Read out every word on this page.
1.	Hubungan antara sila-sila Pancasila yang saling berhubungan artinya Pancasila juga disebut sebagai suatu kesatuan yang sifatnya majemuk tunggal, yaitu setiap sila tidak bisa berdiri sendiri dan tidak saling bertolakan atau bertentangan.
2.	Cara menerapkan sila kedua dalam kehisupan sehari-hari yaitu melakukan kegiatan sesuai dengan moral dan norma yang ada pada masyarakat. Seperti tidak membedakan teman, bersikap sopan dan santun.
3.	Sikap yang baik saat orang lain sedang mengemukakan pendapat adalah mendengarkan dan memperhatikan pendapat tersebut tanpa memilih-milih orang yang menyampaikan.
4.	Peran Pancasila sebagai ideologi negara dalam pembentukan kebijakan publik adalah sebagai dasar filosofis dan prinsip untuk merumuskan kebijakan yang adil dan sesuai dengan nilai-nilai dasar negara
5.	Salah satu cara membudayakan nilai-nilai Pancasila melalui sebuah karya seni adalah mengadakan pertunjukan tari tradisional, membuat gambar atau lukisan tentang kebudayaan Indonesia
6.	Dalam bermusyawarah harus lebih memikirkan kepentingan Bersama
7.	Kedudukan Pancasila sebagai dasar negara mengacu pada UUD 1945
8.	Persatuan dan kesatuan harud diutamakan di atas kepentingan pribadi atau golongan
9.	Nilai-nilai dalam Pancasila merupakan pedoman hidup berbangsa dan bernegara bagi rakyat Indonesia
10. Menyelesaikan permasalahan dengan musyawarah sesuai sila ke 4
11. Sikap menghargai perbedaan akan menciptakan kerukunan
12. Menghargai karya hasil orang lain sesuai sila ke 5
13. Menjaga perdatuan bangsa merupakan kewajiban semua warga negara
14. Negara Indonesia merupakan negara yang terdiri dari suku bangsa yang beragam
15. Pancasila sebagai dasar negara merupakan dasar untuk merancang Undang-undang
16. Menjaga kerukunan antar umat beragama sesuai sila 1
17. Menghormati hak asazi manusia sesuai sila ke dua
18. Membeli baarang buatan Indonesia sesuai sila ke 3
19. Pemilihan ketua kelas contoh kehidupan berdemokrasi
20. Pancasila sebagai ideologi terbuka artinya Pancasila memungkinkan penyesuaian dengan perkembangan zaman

STATED PROBLEM> Repeat back the data above, exact to the last character.

REPLY>
Read out every word on this page.
1.	Hubungan antara sila-sila Pancasila yang saling berhubungan artinya Pancasila juga disebut sebagai suatu kesatuan yang sifatnya majemuk tunggal, yaitu setiap sila tidak bisa berdiri sendiri dan tidak saling bertolakan atau bertentangan.
2.	Cara menerapkan sila kedua dalam kehisupan sehari-hari yaitu melakukan kegiatan sesuai dengan moral dan norma yang ada pada masyarakat. Seperti tidak membedakan teman, bersikap sopan dan santun.
3.	Sikap yang baik saat orang lain sedang mengemukakan pendapat adalah mendengarkan dan memperhatikan pendapat tersebut tanpa memilih-milih orang yang menyampaikan.
4.	Peran Pancasila sebagai ideologi negara dalam pembentukan kebijakan publik adalah sebagai dasar filosofis dan prinsip untuk merumuskan kebijakan yang adil dan sesuai dengan nilai-nilai dasar negara
5.	Salah satu cara membudayakan nilai-nilai Pancasila melalui sebuah karya seni adalah mengadakan pertunjukan tari tradisional, membuat gambar atau lukisan tentang kebudayaan Indonesia
6.	Dalam bermusyawarah harus lebih memikirkan kepentingan Bersama
7.	Kedudukan Pancasila sebagai dasar negara mengacu pada UUD 1945
8.	Persatuan dan kesatuan harud diutamakan di atas kepentingan pribadi atau golongan
9.	Nilai-nilai dalam Pancasila merupakan pedoman hidup berbangsa dan bernegara bagi rakyat Indonesia
10. Menyelesaikan permasalahan dengan musyawarah sesuai sila ke 4
11. Sikap menghargai perbedaan akan menciptakan kerukunan
12. Menghargai karya hasil orang lain sesuai sila ke 5
13. Menjaga perdatuan bangsa merupakan kewajiban semua warga negara
14. Negara Indonesia merupakan negara yang terdiri dari suku bangsa yang beragam
15. Pancasila sebagai dasar negara merupakan dasar untuk merancang Undang-undang
16. Menjaga kerukunan antar umat beragama sesuai sila 1
17. Menghormati hak asazi manusia sesuai sila ke dua
18. Membeli baarang buatan Indonesia sesuai sila ke 3
19. Pemilihan ketua kelas contoh kehidupan berdemokrasi
20. Pancasila sebagai ideologi terbuka artinya Pancasila memungkinkan penyesuaian dengan perkembangan zaman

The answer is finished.